**Work to do:** Look through the material below. Copy every line with the string "Taking" in it.

------ Data provided

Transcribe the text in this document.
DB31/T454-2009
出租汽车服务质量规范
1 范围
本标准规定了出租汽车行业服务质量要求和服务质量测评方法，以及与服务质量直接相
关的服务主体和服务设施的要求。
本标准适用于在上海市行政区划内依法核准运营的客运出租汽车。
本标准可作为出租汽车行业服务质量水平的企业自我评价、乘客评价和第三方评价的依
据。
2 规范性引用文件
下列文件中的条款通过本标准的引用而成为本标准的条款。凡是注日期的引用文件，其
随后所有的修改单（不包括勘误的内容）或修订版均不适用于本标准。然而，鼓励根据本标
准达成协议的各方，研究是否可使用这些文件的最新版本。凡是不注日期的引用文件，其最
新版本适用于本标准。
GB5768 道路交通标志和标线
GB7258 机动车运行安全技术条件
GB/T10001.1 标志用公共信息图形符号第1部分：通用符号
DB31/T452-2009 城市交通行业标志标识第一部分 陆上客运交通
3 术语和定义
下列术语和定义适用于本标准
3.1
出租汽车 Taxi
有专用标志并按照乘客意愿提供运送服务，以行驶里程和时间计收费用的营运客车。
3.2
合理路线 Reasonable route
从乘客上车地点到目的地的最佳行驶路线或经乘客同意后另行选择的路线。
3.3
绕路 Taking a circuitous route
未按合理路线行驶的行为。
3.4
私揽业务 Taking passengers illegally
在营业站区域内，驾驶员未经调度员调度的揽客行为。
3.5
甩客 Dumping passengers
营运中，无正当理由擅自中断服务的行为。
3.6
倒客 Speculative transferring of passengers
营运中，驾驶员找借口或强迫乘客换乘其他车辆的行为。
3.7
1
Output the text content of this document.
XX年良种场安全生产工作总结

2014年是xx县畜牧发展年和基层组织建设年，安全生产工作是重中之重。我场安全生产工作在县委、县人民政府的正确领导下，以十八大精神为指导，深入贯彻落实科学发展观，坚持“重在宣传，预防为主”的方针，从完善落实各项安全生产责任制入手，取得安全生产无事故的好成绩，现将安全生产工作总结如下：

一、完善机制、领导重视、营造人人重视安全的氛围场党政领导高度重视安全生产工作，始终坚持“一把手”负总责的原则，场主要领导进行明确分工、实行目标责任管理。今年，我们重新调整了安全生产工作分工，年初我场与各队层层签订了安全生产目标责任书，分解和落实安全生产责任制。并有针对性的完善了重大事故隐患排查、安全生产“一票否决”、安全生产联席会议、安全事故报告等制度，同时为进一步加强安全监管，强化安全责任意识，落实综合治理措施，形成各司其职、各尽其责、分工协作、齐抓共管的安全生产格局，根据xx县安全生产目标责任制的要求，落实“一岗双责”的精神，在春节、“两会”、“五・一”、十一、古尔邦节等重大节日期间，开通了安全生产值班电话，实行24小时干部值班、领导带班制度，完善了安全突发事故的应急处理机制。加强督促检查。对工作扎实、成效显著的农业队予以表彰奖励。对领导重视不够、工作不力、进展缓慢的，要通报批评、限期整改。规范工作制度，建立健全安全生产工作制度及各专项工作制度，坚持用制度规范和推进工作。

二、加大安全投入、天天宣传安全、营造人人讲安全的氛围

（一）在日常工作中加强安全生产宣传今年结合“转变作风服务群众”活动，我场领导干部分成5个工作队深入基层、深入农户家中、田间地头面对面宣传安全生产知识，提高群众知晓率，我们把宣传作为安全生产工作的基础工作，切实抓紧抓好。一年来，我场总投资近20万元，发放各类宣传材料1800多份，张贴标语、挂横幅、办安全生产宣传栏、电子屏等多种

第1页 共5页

------------
------ Data provided

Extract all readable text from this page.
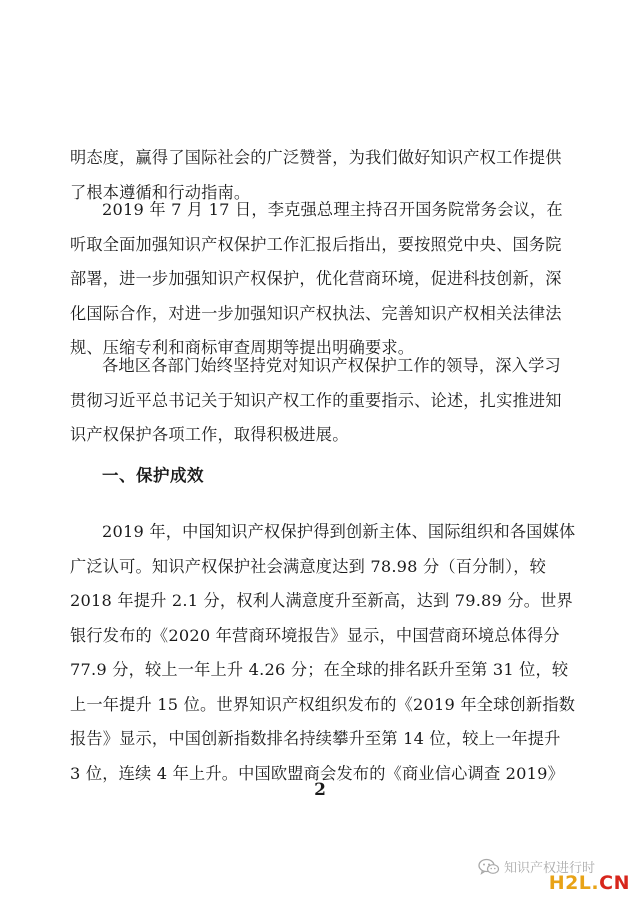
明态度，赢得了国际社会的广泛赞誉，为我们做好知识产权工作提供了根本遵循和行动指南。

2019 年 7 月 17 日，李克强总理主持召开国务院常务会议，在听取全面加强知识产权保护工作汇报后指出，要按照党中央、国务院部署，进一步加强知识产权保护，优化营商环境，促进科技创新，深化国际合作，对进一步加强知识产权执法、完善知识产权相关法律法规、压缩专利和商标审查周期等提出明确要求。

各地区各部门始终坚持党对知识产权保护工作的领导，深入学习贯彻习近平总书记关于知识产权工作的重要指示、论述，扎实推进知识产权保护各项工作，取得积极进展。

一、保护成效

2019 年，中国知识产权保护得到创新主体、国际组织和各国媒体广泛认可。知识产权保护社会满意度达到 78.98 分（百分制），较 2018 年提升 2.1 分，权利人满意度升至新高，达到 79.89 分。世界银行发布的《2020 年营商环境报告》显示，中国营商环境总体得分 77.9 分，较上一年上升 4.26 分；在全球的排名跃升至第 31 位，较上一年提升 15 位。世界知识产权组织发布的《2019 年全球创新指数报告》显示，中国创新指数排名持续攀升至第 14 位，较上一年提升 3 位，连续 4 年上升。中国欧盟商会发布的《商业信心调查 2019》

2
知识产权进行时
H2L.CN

------------

**Complete output:**
绕路 Taking a circuitous route
私揽业务 Taking passengers illegally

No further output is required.